- Task directions
Restate each of the lines given below, word for word.

——————————

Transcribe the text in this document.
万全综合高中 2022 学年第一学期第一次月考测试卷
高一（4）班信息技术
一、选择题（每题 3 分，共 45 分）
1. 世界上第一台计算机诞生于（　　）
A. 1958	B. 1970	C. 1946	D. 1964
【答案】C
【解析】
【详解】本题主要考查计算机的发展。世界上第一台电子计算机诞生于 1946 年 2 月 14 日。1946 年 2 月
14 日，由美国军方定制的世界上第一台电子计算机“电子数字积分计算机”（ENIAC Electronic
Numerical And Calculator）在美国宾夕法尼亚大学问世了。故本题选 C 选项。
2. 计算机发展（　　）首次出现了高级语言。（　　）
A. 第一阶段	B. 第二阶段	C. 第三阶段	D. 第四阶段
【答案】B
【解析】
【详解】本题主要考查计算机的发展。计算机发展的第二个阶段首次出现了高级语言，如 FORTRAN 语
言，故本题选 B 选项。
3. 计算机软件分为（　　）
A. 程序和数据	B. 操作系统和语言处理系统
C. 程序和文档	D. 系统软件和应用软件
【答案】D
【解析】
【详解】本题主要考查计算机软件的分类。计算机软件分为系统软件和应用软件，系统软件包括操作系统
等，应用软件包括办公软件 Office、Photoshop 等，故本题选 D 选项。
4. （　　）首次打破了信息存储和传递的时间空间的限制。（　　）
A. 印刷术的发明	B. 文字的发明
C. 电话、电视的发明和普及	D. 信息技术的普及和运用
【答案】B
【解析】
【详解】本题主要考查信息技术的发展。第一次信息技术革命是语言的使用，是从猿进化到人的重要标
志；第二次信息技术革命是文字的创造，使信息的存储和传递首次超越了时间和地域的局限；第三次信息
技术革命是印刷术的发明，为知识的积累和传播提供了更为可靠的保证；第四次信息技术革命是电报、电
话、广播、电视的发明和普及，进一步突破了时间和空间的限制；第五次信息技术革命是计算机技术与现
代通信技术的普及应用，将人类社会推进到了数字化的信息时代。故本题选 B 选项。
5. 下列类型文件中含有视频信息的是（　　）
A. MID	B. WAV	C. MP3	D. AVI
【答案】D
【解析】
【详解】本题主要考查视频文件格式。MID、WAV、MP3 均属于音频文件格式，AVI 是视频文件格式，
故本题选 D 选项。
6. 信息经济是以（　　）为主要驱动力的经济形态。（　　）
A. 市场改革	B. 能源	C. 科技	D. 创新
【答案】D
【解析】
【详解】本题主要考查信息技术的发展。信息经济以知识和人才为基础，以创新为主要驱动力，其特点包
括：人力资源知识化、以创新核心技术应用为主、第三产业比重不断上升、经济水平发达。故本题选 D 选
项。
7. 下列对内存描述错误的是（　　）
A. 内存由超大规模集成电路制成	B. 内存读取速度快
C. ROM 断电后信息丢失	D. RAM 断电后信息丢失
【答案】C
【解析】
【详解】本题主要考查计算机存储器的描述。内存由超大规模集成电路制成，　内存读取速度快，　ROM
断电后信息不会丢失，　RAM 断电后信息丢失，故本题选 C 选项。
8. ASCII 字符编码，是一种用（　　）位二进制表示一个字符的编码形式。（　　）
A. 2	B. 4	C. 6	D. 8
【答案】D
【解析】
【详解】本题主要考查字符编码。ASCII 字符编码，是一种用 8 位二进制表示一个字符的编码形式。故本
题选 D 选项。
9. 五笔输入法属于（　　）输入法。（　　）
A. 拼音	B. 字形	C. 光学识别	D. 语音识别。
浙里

——————————

- Written answer
Transcribe the text in this document.
万全综合高中 2022 学年第一学期第一次月考测试卷
高一（4）班信息技术
一、选择题（每题 3 分，共 45 分）
1. 世界上第一台计算机诞生于（　　）
A. 1958	B. 1970	C. 1946	D. 1964
【答案】C
【解析】
【详解】本题主要考查计算机的发展。世界上第一台电子计算机诞生于 1946 年 2 月 14 日。1946 年 2 月
14 日，由美国军方定制的世界上第一台电子计算机“电子数字积分计算机”（ENIAC Electronic
Numerical And Calculator）在美国宾夕法尼亚大学问世了。故本题选 C 选项。
2. 计算机发展（　　）首次出现了高级语言。（　　）
A. 第一阶段	B. 第二阶段	C. 第三阶段	D. 第四阶段
【答案】B
【解析】
【详解】本题主要考查计算机的发展。计算机发展的第二个阶段首次出现了高级语言，如 FORTRAN 语
言，故本题选 B 选项。
3. 计算机软件分为（　　）
A. 程序和数据	B. 操作系统和语言处理系统
C. 程序和文档	D. 系统软件和应用软件
【答案】D
【解析】
【详解】本题主要考查计算机软件的分类。计算机软件分为系统软件和应用软件，系统软件包括操作系统
等，应用软件包括办公软件 Office、Photoshop 等，故本题选 D 选项。
4. （　　）首次打破了信息存储和传递的时间空间的限制。（　　）
A. 印刷术的发明	B. 文字的发明
C. 电话、电视的发明和普及	D. 信息技术的普及和运用
【答案】B
【解析】
【详解】本题主要考查信息技术的发展。第一次信息技术革命是语言的使用，是从猿进化到人的重要标
志；第二次信息技术革命是文字的创造，使信息的存储和传递首次超越了时间和地域的局限；第三次信息
技术革命是印刷术的发明，为知识的积累和传播提供了更为可靠的保证；第四次信息技术革命是电报、电
话、广播、电视的发明和普及，进一步突破了时间和空间的限制；第五次信息技术革命是计算机技术与现
代通信技术的普及应用，将人类社会推进到了数字化的信息时代。故本题选 B 选项。
5. 下列类型文件中含有视频信息的是（　　）
A. MID	B. WAV	C. MP3	D. AVI
【答案】D
【解析】
【详解】本题主要考查视频文件格式。MID、WAV、MP3 均属于音频文件格式，AVI 是视频文件格式，
故本题选 D 选项。
6. 信息经济是以（　　）为主要驱动力的经济形态。（　　）
A. 市场改革	B. 能源	C. 科技	D. 创新
【答案】D
【解析】
【详解】本题主要考查信息技术的发展。信息经济以知识和人才为基础，以创新为主要驱动力，其特点包
括：人力资源知识化、以创新核心技术应用为主、第三产业比重不断上升、经济水平发达。故本题选 D 选
项。
7. 下列对内存描述错误的是（　　）
A. 内存由超大规模集成电路制成	B. 内存读取速度快
C. ROM 断电后信息丢失	D. RAM 断电后信息丢失
【答案】C
【解析】
【详解】本题主要考查计算机存储器的描述。内存由超大规模集成电路制成，　内存读取速度快，　ROM
断电后信息不会丢失，　RAM 断电后信息丢失，故本题选 C 选项。
8. ASCII 字符编码，是一种用（　　）位二进制表示一个字符的编码形式。（　　）
A. 2	B. 4	C. 6	D. 8
【答案】D
【解析】
【详解】本题主要考查字符编码。ASCII 字符编码，是一种用 8 位二进制表示一个字符的编码形式。故本
题选 D 选项。
9. 五笔输入法属于（　　）输入法。（　　）
A. 拼音	B. 字形	C. 光学识别	D. 语音识别。
浙里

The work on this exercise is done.